→ **What to work on**
Copy every line of the records below where the word "scrollbar" occurs.

__________________________________________________

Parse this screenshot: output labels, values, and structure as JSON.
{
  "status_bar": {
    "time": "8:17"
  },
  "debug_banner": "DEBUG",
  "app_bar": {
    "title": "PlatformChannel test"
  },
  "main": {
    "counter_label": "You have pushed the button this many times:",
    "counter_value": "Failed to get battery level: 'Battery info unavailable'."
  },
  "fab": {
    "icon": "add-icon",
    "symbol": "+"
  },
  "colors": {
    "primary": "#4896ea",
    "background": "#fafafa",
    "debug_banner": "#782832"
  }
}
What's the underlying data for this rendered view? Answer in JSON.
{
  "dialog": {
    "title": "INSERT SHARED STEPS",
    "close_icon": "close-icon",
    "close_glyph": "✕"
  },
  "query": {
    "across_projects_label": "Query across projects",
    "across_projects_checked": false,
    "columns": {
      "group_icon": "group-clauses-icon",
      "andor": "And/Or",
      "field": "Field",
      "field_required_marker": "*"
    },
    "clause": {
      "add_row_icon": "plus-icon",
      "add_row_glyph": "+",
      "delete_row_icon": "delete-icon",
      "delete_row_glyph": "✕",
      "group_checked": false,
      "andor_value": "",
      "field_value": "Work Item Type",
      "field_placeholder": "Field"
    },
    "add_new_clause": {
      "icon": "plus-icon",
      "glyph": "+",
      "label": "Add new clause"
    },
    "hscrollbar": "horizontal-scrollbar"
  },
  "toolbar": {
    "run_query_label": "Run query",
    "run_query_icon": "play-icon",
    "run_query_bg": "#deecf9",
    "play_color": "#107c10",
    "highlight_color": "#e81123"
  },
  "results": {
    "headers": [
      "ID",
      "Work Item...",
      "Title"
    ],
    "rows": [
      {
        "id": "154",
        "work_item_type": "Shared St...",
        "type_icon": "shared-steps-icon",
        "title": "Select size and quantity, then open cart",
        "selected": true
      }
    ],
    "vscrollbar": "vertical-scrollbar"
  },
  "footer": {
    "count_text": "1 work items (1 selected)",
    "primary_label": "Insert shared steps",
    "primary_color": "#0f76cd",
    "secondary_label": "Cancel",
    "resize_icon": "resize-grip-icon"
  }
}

__________________________________________________

→ **Answer to this task**
    "hscrollbar": "horizontal-scrollbar"
    "vscrollbar": "vertical-scrollbar"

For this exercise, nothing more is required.